Job → Examine each line of the data. Copy those that contain the string "this".

Dataset records →
____
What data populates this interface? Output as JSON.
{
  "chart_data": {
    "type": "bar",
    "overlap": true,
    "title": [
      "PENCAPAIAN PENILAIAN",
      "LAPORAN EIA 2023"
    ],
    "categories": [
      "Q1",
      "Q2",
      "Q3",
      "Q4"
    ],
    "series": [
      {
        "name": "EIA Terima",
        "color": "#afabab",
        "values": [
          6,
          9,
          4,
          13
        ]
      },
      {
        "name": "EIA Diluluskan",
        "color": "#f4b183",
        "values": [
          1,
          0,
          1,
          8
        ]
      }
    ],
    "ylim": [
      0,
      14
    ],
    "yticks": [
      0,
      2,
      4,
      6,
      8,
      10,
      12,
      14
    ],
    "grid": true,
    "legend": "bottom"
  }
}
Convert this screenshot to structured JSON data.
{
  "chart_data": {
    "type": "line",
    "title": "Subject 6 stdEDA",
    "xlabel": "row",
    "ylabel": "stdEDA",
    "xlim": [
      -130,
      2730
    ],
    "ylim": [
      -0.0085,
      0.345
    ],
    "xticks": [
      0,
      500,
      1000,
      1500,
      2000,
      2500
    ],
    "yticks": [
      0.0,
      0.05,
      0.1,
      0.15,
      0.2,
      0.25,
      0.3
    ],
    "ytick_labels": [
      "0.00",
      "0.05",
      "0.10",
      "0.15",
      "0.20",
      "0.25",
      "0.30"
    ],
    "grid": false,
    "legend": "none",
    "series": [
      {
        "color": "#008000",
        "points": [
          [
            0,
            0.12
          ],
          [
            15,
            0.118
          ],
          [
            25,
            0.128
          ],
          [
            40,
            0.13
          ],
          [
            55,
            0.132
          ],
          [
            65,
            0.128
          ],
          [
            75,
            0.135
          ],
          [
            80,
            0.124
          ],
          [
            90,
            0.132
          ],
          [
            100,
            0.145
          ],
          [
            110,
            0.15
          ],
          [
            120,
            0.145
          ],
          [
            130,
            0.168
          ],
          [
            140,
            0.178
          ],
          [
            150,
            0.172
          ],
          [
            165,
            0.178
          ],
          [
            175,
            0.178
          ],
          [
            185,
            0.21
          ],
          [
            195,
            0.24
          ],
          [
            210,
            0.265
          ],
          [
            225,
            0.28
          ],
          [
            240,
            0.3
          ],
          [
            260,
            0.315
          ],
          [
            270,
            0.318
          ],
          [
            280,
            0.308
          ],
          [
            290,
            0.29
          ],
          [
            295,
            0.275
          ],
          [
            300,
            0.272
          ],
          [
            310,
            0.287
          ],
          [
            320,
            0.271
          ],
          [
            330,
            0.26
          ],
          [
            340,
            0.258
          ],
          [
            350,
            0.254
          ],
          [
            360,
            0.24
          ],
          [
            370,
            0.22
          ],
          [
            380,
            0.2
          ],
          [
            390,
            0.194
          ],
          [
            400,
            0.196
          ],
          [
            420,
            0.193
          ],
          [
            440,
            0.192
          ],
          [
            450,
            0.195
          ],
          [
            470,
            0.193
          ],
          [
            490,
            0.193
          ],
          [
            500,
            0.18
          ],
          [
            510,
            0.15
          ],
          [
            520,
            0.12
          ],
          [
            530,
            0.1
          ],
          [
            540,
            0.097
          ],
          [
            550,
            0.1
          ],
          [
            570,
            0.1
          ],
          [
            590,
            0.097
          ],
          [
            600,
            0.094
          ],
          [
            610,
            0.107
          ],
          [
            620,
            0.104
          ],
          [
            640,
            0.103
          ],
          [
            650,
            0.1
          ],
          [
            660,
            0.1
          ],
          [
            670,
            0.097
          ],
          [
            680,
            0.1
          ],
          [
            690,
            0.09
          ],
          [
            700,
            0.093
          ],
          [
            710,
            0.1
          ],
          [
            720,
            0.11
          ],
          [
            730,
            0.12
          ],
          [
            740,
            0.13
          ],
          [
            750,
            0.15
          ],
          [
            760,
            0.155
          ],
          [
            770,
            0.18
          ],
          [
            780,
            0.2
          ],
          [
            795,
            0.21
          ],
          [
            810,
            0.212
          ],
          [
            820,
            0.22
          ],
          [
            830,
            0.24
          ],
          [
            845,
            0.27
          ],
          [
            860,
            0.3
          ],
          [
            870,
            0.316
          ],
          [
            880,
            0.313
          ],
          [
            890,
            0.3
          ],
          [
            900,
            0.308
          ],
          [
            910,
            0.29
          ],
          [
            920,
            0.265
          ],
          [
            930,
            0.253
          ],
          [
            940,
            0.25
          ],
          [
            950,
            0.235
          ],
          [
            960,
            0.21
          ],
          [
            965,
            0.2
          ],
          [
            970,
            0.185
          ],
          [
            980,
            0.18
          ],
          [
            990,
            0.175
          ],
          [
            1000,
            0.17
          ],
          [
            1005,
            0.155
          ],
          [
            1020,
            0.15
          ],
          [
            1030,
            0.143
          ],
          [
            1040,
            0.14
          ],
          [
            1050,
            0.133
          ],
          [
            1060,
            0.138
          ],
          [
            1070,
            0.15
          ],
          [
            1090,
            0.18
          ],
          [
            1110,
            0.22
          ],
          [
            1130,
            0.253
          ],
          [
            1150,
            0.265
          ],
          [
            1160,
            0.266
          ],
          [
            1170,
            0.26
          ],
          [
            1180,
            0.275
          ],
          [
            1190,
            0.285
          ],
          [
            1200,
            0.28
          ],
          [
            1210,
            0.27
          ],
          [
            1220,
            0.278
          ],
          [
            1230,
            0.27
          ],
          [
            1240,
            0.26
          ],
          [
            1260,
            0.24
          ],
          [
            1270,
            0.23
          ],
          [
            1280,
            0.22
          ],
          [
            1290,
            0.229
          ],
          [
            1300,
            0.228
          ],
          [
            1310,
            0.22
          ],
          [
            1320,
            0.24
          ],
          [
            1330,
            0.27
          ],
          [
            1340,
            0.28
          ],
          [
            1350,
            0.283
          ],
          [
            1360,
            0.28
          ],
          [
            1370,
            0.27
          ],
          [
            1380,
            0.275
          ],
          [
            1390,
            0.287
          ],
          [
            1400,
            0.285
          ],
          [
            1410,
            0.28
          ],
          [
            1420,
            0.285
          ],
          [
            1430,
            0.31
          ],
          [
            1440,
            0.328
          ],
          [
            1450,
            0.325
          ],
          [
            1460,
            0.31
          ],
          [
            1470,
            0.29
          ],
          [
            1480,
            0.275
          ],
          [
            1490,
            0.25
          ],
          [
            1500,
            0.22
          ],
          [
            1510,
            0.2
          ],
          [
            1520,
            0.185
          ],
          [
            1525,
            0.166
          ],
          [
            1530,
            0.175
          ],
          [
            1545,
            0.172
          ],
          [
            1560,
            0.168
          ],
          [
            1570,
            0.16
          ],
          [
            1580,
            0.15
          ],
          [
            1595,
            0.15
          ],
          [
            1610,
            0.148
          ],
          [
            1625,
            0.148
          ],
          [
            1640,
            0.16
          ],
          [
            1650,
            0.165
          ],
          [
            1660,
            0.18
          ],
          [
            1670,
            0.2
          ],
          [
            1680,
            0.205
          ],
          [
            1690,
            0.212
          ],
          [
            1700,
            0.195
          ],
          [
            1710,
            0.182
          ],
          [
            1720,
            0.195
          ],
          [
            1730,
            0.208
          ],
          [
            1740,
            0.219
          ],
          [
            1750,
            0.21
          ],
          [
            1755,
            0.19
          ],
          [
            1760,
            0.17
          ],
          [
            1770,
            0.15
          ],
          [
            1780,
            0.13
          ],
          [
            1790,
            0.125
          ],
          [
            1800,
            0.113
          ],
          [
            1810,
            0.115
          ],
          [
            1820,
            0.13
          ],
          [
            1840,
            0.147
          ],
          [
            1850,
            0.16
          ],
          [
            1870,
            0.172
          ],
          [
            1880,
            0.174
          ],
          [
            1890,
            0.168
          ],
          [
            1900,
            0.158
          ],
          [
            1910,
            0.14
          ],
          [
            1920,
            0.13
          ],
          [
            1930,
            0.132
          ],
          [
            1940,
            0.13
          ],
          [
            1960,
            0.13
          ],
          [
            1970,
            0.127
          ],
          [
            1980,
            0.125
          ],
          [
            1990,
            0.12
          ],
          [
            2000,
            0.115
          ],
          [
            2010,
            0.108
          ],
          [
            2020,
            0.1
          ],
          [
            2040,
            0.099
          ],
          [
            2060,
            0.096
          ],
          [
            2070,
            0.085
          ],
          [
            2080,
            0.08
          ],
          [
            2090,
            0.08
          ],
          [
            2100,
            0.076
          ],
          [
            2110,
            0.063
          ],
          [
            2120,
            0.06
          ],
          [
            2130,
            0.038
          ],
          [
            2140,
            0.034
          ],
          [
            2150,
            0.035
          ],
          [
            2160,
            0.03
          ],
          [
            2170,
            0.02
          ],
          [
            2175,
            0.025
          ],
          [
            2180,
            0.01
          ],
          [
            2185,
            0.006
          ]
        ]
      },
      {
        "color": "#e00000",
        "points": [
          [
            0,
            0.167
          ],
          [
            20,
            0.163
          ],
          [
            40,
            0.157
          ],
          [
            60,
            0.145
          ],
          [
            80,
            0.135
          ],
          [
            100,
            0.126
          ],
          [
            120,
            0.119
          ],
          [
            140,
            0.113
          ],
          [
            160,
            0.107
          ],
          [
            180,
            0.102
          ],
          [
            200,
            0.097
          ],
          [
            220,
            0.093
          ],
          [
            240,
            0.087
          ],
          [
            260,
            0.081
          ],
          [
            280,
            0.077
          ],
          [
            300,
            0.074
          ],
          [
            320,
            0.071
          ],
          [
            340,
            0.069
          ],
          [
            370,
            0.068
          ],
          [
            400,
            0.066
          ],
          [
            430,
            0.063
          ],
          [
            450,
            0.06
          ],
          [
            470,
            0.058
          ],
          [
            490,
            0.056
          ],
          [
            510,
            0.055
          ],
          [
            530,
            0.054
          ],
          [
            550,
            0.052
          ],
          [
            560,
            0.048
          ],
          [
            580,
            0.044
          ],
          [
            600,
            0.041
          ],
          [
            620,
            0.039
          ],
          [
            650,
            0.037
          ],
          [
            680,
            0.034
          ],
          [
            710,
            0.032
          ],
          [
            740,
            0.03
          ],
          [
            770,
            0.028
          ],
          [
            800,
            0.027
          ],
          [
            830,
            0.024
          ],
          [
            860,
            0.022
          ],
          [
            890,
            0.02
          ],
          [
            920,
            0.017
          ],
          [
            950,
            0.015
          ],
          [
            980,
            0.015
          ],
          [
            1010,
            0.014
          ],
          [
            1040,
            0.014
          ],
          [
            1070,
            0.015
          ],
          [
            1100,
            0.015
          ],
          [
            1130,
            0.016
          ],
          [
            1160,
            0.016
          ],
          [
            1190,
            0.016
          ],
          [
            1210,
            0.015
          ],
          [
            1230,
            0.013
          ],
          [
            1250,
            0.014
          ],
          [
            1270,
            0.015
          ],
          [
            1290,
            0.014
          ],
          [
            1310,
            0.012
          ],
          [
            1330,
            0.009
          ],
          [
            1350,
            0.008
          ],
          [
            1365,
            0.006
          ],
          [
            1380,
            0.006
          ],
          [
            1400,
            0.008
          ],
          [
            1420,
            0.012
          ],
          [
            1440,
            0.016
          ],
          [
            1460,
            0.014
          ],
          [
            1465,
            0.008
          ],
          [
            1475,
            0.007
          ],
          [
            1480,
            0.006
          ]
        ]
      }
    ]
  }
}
____
Written solution →
What data populates this interface? Output as JSON.
Convert this screenshot to structured JSON data.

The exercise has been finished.